DIRECTIONS FOR THIS TASK:
Please convert the material into a JSON list of strings, one string per line, starting with the line that contains "Patent image size: (957, 1270)." and continuing through the line that contains "The handle 122 is at (654, 98).". Leave out blank lines.

[start of DATA SHOWN]

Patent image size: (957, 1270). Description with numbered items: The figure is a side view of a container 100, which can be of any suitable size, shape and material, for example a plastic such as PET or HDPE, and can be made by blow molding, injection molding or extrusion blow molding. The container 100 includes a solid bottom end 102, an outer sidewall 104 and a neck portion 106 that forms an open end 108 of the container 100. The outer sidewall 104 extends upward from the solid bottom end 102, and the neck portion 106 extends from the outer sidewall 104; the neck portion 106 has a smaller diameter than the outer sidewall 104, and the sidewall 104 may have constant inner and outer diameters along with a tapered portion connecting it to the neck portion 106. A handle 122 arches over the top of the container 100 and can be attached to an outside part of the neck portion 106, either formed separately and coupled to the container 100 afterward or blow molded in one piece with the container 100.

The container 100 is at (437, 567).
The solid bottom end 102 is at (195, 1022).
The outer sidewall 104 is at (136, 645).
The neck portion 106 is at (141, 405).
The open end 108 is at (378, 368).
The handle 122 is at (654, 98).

[end of DATA SHOWN]
[start of DATA SHOWN]

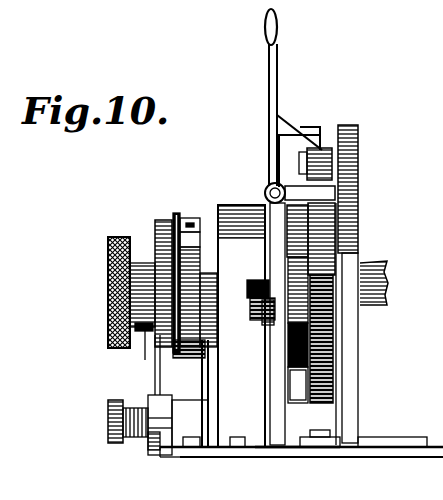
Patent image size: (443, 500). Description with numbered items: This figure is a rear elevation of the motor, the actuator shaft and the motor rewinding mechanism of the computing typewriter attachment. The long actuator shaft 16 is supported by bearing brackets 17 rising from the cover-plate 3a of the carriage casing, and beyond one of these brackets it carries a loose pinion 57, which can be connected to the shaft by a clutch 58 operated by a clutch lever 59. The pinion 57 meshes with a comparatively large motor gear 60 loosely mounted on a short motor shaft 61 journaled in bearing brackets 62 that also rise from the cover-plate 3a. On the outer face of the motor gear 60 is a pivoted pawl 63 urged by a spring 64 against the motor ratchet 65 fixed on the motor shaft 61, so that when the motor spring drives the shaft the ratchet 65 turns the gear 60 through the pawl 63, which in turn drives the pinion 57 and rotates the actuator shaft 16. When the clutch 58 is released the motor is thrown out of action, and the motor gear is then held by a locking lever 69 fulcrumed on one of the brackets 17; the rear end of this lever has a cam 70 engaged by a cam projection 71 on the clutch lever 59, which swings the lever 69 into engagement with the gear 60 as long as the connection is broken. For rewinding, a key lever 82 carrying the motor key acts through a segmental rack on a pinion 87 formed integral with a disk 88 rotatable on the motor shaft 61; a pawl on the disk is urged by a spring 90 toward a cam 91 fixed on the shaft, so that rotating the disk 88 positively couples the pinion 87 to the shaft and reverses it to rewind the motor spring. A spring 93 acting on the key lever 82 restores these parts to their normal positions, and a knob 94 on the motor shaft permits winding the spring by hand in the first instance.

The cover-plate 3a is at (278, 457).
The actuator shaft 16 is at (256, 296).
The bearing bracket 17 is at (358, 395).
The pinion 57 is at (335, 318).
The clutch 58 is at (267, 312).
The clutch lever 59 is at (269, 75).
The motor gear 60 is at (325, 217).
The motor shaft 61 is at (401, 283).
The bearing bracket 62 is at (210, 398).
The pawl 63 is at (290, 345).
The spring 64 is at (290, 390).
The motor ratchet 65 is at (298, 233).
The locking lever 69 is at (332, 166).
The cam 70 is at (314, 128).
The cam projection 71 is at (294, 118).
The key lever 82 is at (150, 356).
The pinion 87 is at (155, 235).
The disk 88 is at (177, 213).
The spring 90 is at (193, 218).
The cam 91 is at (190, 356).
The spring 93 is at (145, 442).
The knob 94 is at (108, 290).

[end of DATA SHOWN]

THE RESULT:
[
  "Patent image size: (957, 1270). Description with numbered items: The figure is a side view of a container 100, which can be of any suitable size, shape and material, for example a plastic such as PET or HDPE, and can be made by blow molding, injection molding or extrusion blow molding. The container 100 includes a solid bottom end 102, an outer sidewall 104 and a neck portion 106 that forms an open end 108 of the container 100. The outer sidewall 104 extends upward from the solid bottom end 102, and the neck portion 106 extends from the outer sidewall 104; the neck portion 106 has a smaller diameter than the outer sidewall 104, and the sidewall 104 may have constant inner and outer diameters along with a tapered portion connecting it to the neck portion 106. A handle 122 arches over the top of the container 100 and can be attached to an outside part of the neck portion 106, either formed separately and coupled to the container 100 afterward or blow molded in one piece with the container 100.",
  "The container 100 is at (437, 567).",
  "The solid bottom end 102 is at (195, 1022).",
  "The outer sidewall 104 is at (136, 645).",
  "The neck portion 106 is at (141, 405).",
  "The open end 108 is at (378, 368).",
  "The handle 122 is at (654, 98)."
]